#### [Work instructions]
Gather every line holding the string "write".

#### [Excerpted data]
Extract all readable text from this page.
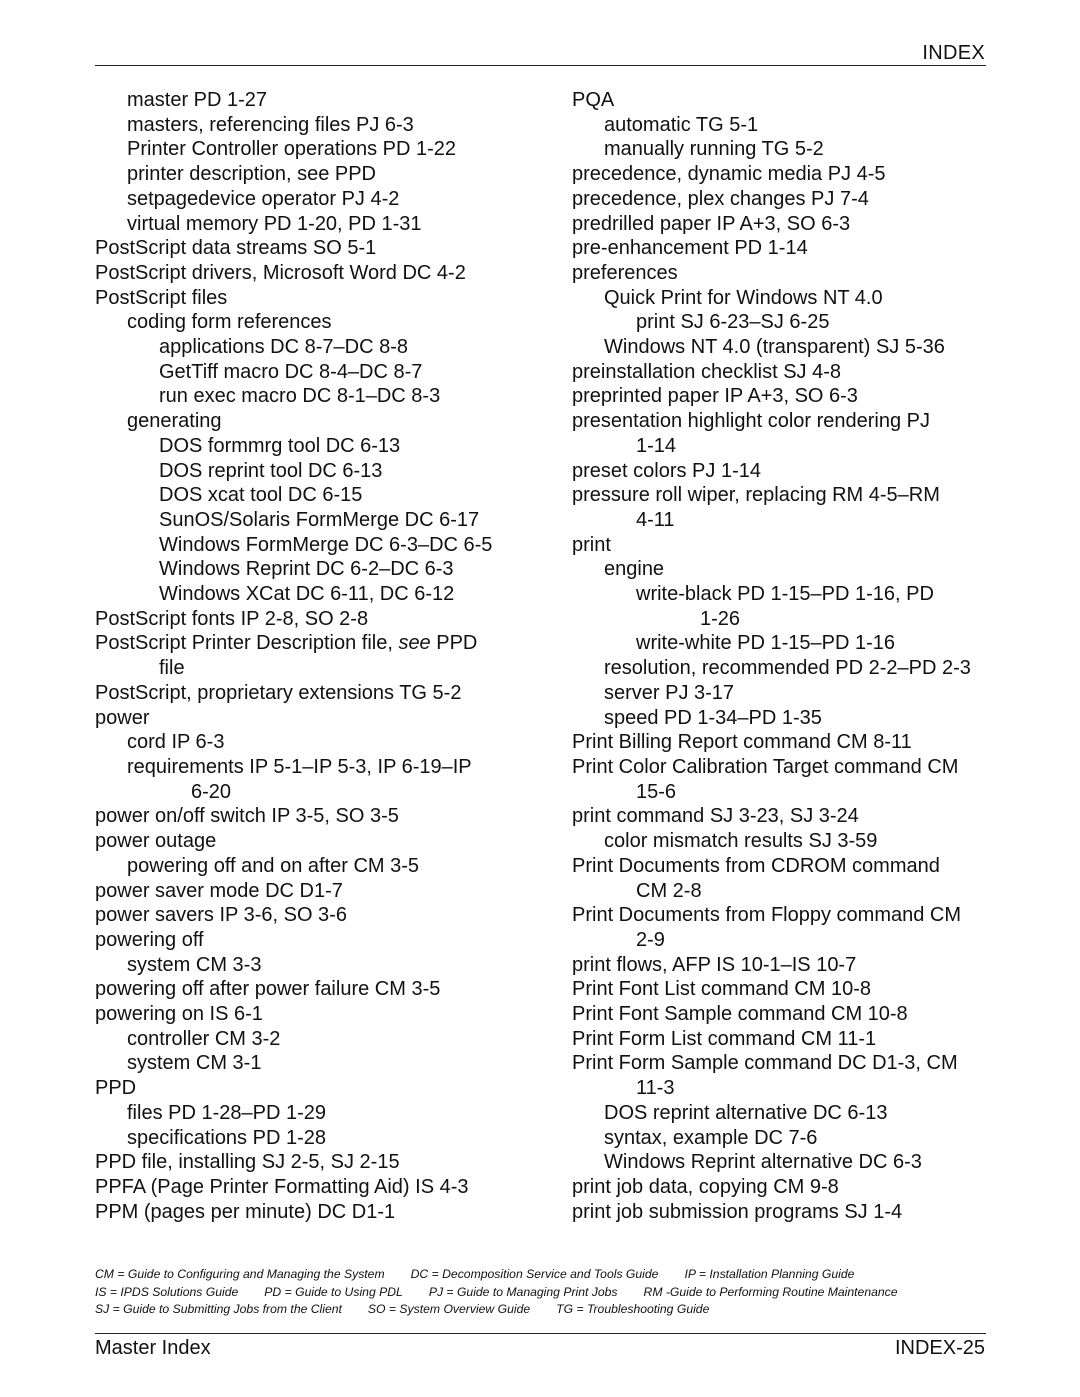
INDEX
master PD 1-27
masters, referencing files PJ 6-3
Printer Controller operations PD 1-22
printer description, see PPD
setpagedevice operator PJ 4-2
virtual memory PD 1-20, PD 1-31
PostScript data streams SO 5-1
PostScript drivers, Microsoft Word DC 4-2
PostScript files
coding form references
applications DC 8-7–DC 8-8
GetTiff macro DC 8-4–DC 8-7
run exec macro DC 8-1–DC 8-3
generating
DOS formmrg tool DC 6-13
DOS reprint tool DC 6-13
DOS xcat tool DC 6-15
SunOS/Solaris FormMerge DC 6-17
Windows FormMerge DC 6-3–DC 6-5
Windows Reprint DC 6-2–DC 6-3
Windows XCat DC 6-11, DC 6-12
PostScript fonts IP 2-8, SO 2-8
PostScript Printer Description file, see PPD
file
PostScript, proprietary extensions TG 5-2
power
cord IP 6-3
requirements IP 5-1–IP 5-3, IP 6-19–IP
6-20
power on/off switch IP 3-5, SO 3-5
power outage
powering off and on after CM 3-5
power saver mode DC D1-7
power savers IP 3-6, SO 3-6
powering off
system CM 3-3
powering off after power failure CM 3-5
powering on IS 6-1
controller CM 3-2
system CM 3-1
PPD
files PD 1-28–PD 1-29
specifications PD 1-28
PPD file, installing SJ 2-5, SJ 2-15
PPFA (Page Printer Formatting Aid) IS 4-3
PPM (pages per minute) DC D1-1
PQA
automatic TG 5-1
manually running TG 5-2
precedence, dynamic media PJ 4-5
precedence, plex changes PJ 7-4
predrilled paper IP A+3, SO 6-3
pre-enhancement PD 1-14
preferences
Quick Print for Windows NT 4.0
print SJ 6-23–SJ 6-25
Windows NT 4.0 (transparent) SJ 5-36
preinstallation checklist SJ 4-8
preprinted paper IP A+3, SO 6-3
presentation highlight color rendering PJ
1-14
preset colors PJ 1-14
pressure roll wiper, replacing RM 4-5–RM
4-11
print
engine
write-black PD 1-15–PD 1-16, PD
1-26
write-white PD 1-15–PD 1-16
resolution, recommended PD 2-2–PD 2-3
server PJ 3-17
speed PD 1-34–PD 1-35
Print Billing Report command CM 8-11
Print Color Calibration Target command CM
15-6
print command SJ 3-23, SJ 3-24
color mismatch results SJ 3-59
Print Documents from CDROM command
CM 2-8
Print Documents from Floppy command CM
2-9
print flows, AFP IS 10-1–IS 10-7
Print Font List command CM 10-8
Print Font Sample command CM 10-8
Print Form List command CM 11-1
Print Form Sample command DC D1-3, CM
11-3
DOS reprint alternative DC 6-13
syntax, example DC 7-6
Windows Reprint alternative DC 6-3
print job data, copying CM 9-8
print job submission programs SJ 1-4
CM = Guide to Configuring and Managing the System DC = Decomposition Service and Tools Guide IP = Installation Planning Guide
IS = IPDS Solutions Guide PD = Guide to Using PDL PJ = Guide to Managing Print Jobs RM -Guide to Performing Routine Maintenance
SJ = Guide to Submitting Jobs from the Client SO = System Overview Guide TG = Troubleshooting Guide
Master Index	INDEX-25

#### [Expected output]
write-black PD 1-15–PD 1-16, PD
write-white PD 1-15–PD 1-16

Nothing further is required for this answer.